- [Directions for this task] It is required that all of the data be written out exactly.

- [Supplied records]
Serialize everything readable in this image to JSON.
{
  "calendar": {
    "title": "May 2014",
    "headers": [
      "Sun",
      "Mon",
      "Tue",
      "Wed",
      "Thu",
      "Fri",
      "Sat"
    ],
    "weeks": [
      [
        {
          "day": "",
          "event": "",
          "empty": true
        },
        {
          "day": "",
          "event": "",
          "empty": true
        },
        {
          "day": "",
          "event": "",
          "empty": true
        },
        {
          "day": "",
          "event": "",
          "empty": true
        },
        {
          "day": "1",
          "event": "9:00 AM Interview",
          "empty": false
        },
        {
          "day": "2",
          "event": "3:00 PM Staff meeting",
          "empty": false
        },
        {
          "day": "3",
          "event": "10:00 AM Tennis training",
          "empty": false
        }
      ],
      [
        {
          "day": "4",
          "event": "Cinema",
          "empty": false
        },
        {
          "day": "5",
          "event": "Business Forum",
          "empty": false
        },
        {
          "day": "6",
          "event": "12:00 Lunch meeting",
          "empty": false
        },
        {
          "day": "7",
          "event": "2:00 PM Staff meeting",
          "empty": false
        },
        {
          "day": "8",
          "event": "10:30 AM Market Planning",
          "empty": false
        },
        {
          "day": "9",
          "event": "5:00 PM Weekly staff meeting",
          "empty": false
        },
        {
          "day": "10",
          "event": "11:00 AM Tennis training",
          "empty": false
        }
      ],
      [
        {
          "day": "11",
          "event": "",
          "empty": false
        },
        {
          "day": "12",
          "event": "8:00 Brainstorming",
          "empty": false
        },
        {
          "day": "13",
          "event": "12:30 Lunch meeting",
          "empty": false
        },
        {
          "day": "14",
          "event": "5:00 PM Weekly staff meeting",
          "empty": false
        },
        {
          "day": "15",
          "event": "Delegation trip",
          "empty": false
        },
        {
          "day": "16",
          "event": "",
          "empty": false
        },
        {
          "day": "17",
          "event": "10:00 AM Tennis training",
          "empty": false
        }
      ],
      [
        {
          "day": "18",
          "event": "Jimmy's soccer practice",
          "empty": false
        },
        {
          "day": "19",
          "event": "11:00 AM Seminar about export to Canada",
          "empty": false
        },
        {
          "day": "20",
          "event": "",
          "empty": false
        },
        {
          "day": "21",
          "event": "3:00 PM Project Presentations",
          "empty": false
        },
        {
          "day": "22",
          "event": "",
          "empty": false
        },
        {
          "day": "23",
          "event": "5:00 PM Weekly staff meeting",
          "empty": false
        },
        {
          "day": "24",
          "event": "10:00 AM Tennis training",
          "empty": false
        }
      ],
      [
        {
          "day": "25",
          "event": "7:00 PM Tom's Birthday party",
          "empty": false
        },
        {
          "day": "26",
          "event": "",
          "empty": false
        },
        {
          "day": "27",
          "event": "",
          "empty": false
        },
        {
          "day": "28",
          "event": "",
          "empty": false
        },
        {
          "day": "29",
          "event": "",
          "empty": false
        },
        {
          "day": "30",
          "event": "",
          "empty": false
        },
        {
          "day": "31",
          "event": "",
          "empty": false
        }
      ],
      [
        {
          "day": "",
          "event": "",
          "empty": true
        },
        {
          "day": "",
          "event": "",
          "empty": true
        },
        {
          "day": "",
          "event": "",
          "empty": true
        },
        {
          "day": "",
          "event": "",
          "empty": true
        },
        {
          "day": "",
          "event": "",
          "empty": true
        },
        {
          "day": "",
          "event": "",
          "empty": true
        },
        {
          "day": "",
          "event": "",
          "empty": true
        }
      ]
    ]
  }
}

- [Result below]
Serialize everything readable in this image to JSON.
{
  "calendar": {
    "title": "May 2014",
    "headers": [
      "Sun",
      "Mon",
      "Tue",
      "Wed",
      "Thu",
      "Fri",
      "Sat"
    ],
    "weeks": [
      [
        {
          "day": "",
          "event": "",
          "empty": true
        },
        {
          "day": "",
          "event": "",
          "empty": true
        },
        {
          "day": "",
          "event": "",
          "empty": true
        },
        {
          "day": "",
          "event": "",
          "empty": true
        },
        {
          "day": "1",
          "event": "9:00 AM Interview",
          "empty": false
        },
        {
          "day": "2",
          "event": "3:00 PM Staff meeting",
          "empty": false
        },
        {
          "day": "3",
          "event": "10:00 AM Tennis training",
          "empty": false
        }
      ],
      [
        {
          "day": "4",
          "event": "Cinema",
          "empty": false
        },
        {
          "day": "5",
          "event": "Business Forum",
          "empty": false
        },
        {
          "day": "6",
          "event": "12:00 Lunch meeting",
          "empty": false
        },
        {
          "day": "7",
          "event": "2:00 PM Staff meeting",
          "empty": false
        },
        {
          "day": "8",
          "event": "10:30 AM Market Planning",
          "empty": false
        },
        {
          "day": "9",
          "event": "5:00 PM Weekly staff meeting",
          "empty": false
        },
        {
          "day": "10",
          "event": "11:00 AM Tennis training",
          "empty": false
        }
      ],
      [
        {
          "day": "11",
          "event": "",
          "empty": false
        },
        {
          "day": "12",
          "event": "8:00 Brainstorming",
          "empty": false
        },
        {
          "day": "13",
          "event": "12:30 Lunch meeting",
          "empty": false
        },
        {
          "day": "14",
          "event": "5:00 PM Weekly staff meeting",
          "empty": false
        },
        {
          "day": "15",
          "event": "Delegation trip",
          "empty": false
        },
        {
          "day": "16",
          "event": "",
          "empty": false
        },
        {
          "day": "17",
          "event": "10:00 AM Tennis training",
          "empty": false
        }
      ],
      [
        {
          "day": "18",
          "event": "Jimmy's soccer practice",
          "empty": false
        },
        {
          "day": "19",
          "event": "11:00 AM Seminar about export to Canada",
          "empty": false
        },
        {
          "day": "20",
          "event": "",
          "empty": false
        },
        {
          "day": "21",
          "event": "3:00 PM Project Presentations",
          "empty": false
        },
        {
          "day": "22",
          "event": "",
          "empty": false
        },
        {
          "day": "23",
          "event": "5:00 PM Weekly staff meeting",
          "empty": false
        },
        {
          "day": "24",
          "event": "10:00 AM Tennis training",
          "empty": false
        }
      ],
      [
        {
          "day": "25",
          "event": "7:00 PM Tom's Birthday party",
          "empty": false
        },
        {
          "day": "26",
          "event": "",
          "empty": false
        },
        {
          "day": "27",
          "event": "",
          "empty": false
        },
        {
          "day": "28",
          "event": "",
          "empty": false
        },
        {
          "day": "29",
          "event": "",
          "empty": false
        },
        {
          "day": "30",
          "event": "",
          "empty": false
        },
        {
          "day": "31",
          "event": "",
          "empty": false
        }
      ],
      [
        {
          "day": "",
          "event": "",
          "empty": true
        },
        {
          "day": "",
          "event": "",
          "empty": true
        },
        {
          "day": "",
          "event": "",
          "empty": true
        },
        {
          "day": "",
          "event": "",
          "empty": true
        },
        {
          "day": "",
          "event": "",
          "empty": true
        },
        {
          "day": "",
          "event": "",
          "empty": true
        },
        {
          "day": "",
          "event": "",
          "empty": true
        }
      ]
    ]
  }
}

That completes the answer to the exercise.